**YOUR INSTRUCTIONS**
Draw out every line with the word "between" from the listing below.

**A block of data**
>> start

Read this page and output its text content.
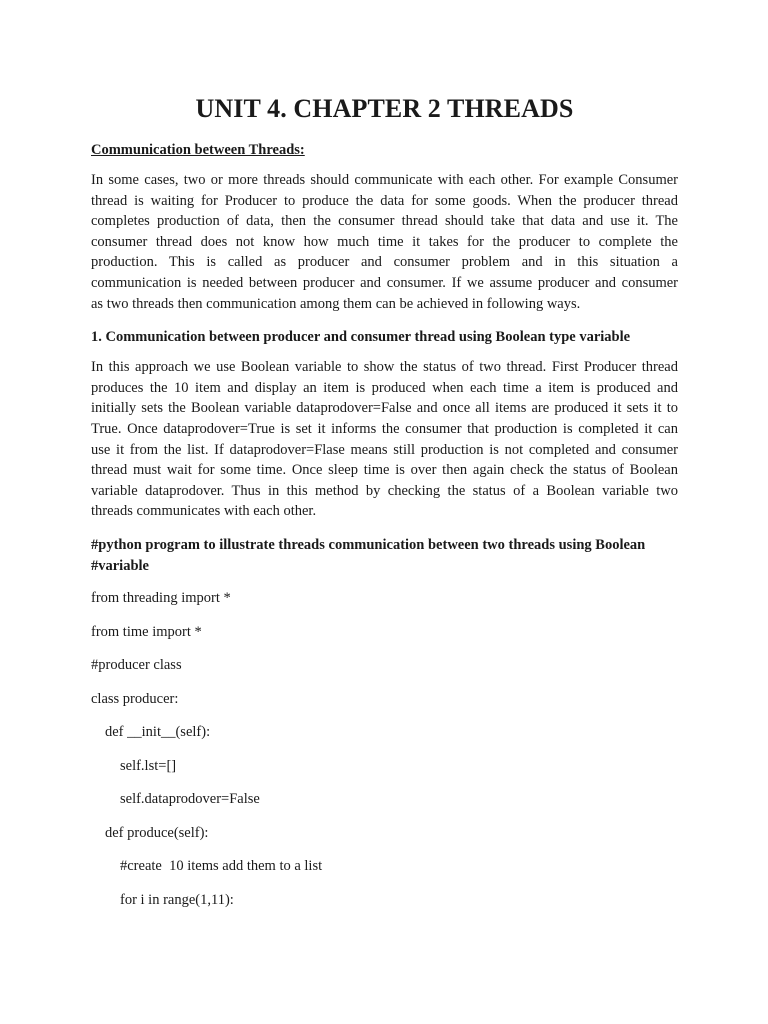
UNIT 4. CHAPTER 2 THREADS
Communication between Threads:
In some cases, two or more threads should communicate with each other. For example Consumer
thread is waiting for Producer to produce the data for some goods. When the producer thread
completes production of data, then the consumer thread should take that data and use it. The
consumer thread does not know how much time it takes for the producer to complete the
production. This is called as producer and consumer problem and in this situation a
communication is needed between producer and consumer. If we assume producer and consumer
as two threads then communication among them can be achieved in following ways.
1. Communication between producer and consumer thread using Boolean type variable
In this approach we use Boolean variable to show the status of two thread. First Producer thread
produces the 10 item and display an item is produced when each time a item is produced and
initially sets the Boolean variable dataprodover=False and once all items are produced it sets it to
True. Once dataprodover=True is set it informs the consumer that production is completed it can
use it from the list. If dataprodover=Flase means still production is not completed and consumer
thread must wait for some time. Once sleep time is over then again check the status of Boolean
variable dataprodover. Thus in this method by checking the status of a Boolean variable two
threads communicates with each other.
#python program to illustrate threads communication between two threads using Boolean
#variable
from threading import *
from time import *
#producer class
class producer:
def __init__(self):
self.lst=[]
self.dataprodover=False
def produce(self):
#create  10 items add them to a list
for i in range(1,11):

>> end

**THE OUTPUT**
Communication between Threads:
communication is needed between producer and consumer. If we assume producer and consumer
1. Communication between producer and consumer thread using Boolean type variable
#python program to illustrate threads communication between two threads using Boolean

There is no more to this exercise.